[PAGE EXTRACT]

Imagine sitting in a shelter, knowing your pets made it out, but not knowing where they are, with no way to even go look -- and seeing social media reports about rescuers trying to start shipping pets across the country. These people in the shelters are already traumatized and lost everything--adding this new worry is cruel. 

One of the few things that we got right in Louisiana flood last year was a consistent message from the authorities that no pets belonging to flood victims would leave the region, all would be kept safe at the fairgrounds or local shelter, and they'd keep them as long as needed. Transports _will _be needed in weeks or months for unclaimed dogs. For now, the sheltering organizations will need food, kennels, slip leads, volunteers (esp. vets and vet techs), shampoo, microchips, collars and temporary tags, etc. That transport money should be spent on helping them set up clean, humane, safe mass-sheltering facilities.


----------



## Steve Strom (Oct 26, 2013)

wolfy dog said:


> He probably looked cute as a pup, probably craigslist or something of that nature. Now he is caught in the system: poor genetics,
> problem behavior and miserable. Still thinking of getting a pup from unknown lines?https://www.oregonhumane.org/adopt/details/205845/


I think singling out, or just using this dog got your overall point lost. I get what you're saying as far as one of the causes for abandoned dogs in general.


----------



## wolfy dog (Aug 1, 2012)

Steve Strom said:


> I think singling out, or just using this dog got your overall point lost. I get what you're saying as far as one of the causes for abandoned dogs in general.


Partly agreeing but many shelters use pretty strong euphemisms to market their dogs without an honest temperament test report. I , as pet dog trainer, have had too many families heartbroken because they adopted dogs that "wanted to be the only dog", dogs that" really didn't want to share their toys", dogs that "needed love to get comfortable in the world" etc. For me this dog was the famous straw......


----------



## Deb (Nov 20, 2010)

Magwart said:


> Some of them get separated during rescue in different boats -- when you have a lot of animals (esp. multiple big dogs), sometimes they need more than one boat to get you all out. Some animals go in one boat, while others and people go in a second boat. The boat captains mean to stay together and/or rendezvous, but in the field, it's chaos. They often get separated. One may stop to pick up another person in urgent need and end up at a different drop off point. Then people are left waiting for the rest of their animals that never show up, numbers/names never got exchanged in the panic to get out, so the other animals land somewhere as having no known owner. That happened hundreds of times here last year, and it took a long time for their people to even come looking -- they're among the thousands in Red Cross shelters, with no working vehicles to go to the animal holding area because their cars flooded, and there's no bus service.

[/PAGE EXTRACT]
[SUPPLIED RECORDS]

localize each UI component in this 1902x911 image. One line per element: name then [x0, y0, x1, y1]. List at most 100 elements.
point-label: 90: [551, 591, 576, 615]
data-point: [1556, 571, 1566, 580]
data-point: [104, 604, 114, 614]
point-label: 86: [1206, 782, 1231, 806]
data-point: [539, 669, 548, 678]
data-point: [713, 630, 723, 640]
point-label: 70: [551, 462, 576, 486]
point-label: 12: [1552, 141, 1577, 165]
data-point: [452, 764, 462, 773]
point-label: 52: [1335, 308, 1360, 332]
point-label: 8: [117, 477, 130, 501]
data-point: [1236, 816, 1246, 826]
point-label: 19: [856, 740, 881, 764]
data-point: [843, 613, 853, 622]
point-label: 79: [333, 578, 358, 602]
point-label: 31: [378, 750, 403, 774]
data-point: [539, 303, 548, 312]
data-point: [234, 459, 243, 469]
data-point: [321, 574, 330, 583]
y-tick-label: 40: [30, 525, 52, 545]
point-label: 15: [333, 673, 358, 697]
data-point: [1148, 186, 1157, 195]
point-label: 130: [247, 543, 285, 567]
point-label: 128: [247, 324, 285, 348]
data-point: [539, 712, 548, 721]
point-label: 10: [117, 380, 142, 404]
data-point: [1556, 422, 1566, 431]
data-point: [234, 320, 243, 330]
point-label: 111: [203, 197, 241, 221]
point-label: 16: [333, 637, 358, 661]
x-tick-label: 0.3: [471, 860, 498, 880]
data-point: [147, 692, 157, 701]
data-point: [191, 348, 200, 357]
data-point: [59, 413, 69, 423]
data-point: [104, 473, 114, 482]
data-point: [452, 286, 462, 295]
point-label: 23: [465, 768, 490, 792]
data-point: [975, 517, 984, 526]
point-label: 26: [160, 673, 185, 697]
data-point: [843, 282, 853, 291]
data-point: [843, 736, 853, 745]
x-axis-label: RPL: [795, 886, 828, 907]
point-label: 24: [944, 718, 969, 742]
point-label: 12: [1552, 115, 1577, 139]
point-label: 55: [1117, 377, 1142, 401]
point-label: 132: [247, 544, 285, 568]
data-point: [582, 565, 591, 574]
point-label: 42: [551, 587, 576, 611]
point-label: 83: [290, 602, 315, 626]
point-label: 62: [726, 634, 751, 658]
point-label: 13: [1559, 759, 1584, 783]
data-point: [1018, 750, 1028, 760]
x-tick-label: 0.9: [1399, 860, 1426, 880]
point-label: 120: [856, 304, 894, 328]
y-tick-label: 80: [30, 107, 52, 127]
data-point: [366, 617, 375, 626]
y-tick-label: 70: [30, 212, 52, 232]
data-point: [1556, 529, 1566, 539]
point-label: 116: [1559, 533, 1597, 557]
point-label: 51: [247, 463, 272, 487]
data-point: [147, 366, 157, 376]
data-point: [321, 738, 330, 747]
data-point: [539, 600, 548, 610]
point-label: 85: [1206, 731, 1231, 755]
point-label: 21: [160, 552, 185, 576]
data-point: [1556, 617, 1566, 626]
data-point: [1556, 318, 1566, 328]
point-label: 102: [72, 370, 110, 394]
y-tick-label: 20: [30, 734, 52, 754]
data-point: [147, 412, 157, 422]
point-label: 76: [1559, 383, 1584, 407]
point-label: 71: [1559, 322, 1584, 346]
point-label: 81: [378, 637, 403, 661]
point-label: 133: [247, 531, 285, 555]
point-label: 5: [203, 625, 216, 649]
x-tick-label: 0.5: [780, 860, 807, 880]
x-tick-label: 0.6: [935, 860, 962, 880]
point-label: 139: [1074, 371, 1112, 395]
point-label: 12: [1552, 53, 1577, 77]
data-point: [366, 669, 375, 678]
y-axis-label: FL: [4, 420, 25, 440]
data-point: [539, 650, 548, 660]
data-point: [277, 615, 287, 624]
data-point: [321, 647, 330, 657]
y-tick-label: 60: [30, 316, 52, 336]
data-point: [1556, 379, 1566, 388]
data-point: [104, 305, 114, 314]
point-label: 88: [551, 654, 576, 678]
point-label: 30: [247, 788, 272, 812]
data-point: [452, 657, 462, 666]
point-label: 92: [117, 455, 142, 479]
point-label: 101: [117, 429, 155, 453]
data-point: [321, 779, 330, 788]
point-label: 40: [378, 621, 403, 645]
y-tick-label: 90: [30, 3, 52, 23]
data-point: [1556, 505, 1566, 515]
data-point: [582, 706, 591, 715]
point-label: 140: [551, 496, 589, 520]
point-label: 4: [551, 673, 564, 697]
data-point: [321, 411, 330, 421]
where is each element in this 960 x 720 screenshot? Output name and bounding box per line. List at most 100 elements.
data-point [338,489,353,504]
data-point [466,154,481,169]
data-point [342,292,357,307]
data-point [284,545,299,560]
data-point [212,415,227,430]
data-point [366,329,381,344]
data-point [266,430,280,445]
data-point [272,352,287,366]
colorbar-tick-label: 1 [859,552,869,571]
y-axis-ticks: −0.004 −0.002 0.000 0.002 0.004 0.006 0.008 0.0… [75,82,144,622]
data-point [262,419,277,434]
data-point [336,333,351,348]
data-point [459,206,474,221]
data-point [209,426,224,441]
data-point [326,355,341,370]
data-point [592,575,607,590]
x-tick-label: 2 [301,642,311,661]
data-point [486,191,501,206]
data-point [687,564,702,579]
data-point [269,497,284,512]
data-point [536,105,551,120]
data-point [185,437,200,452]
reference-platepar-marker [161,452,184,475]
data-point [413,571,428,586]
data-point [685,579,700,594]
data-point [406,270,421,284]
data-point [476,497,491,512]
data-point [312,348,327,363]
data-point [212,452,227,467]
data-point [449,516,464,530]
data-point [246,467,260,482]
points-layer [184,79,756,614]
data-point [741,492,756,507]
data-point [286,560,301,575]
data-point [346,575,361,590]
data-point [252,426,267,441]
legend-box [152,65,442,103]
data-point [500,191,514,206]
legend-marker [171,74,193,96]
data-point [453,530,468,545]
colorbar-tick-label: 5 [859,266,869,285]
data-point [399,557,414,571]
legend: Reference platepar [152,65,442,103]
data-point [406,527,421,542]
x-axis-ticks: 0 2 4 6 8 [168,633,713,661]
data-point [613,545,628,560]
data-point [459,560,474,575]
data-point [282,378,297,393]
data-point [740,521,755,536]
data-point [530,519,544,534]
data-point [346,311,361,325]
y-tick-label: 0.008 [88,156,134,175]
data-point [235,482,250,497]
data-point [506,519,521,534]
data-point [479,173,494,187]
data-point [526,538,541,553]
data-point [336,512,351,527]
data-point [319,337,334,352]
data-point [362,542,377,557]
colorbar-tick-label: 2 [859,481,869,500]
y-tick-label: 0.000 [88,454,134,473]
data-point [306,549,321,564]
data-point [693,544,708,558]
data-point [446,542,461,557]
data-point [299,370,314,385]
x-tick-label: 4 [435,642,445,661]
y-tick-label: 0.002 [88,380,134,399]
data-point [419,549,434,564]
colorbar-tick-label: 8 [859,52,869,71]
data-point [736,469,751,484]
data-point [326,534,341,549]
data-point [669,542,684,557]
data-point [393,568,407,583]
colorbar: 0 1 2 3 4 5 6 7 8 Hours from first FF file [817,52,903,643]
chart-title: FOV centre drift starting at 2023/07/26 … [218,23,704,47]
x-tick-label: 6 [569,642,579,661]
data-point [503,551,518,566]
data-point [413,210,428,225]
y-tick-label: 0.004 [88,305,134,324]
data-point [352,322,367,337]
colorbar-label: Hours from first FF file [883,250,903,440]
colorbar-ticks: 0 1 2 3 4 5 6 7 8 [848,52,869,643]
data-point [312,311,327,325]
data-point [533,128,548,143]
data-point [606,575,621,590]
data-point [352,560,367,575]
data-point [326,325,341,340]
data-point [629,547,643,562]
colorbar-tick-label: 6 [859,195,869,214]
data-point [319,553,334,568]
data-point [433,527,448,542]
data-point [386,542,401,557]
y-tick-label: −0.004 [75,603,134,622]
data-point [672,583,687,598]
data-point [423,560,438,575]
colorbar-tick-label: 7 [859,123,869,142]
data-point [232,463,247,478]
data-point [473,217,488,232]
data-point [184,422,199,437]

[/SUPPLIED RECORDS]

*ACTIVITY:* Resume the forum thread on rescued and sheltered dogs, picking up right after its last sentence.

*WRITTEN RESPONSE:*
> 
> Imagine sitting in a shelter, knowing your pets made it out, but not knowing where they are, with no way to even go look -- and seeing social media reports about rescuers trying to start shipping pets across the country. These people in the shelters are already traumatized and lost everything--adding this new worry is cruel.
> 
> One of the few things that we got right in Louisiana flood last year was a consistent message from the authorities that no pets belonging to flood victims would leave the region, all would be kept safe at the fairgrounds or local shelter, and they'd keep them as long as needed. Transports _will _be needed in weeks or months for unclaimed dogs. For now, the sheltering organizations will need food, kennels, slip leads, volunteers (esp. vets and vet techs), shampoo, microchips, collars and temporary tags, etc. That transport money should be spent on helping them set up clean, humane, safe mass-sheltering facilities.


Children were separated from parents when boats were full but the parents wanted to know their children would be safe and sent them on ahead of them. Unless you've been involved in a situation such as this, you can't begin to understand the magnitude of all that can happen or how hard it all is.


----------



## Deb (Nov 20, 2010)

Chip, you meant well with your post. But sometimes you just have to admit you didn't fully understand the whole picture.


----------



## Chip18 (Jan 11, 2014)

Deb said:


> Chip, you meant well with your post. But sometimes you just have to admit you didn't fully understand the whole picture.


Nope I did "not fully understand" all the details, still ... like a dog with a Bone ... I'm gonna hang on and dig in!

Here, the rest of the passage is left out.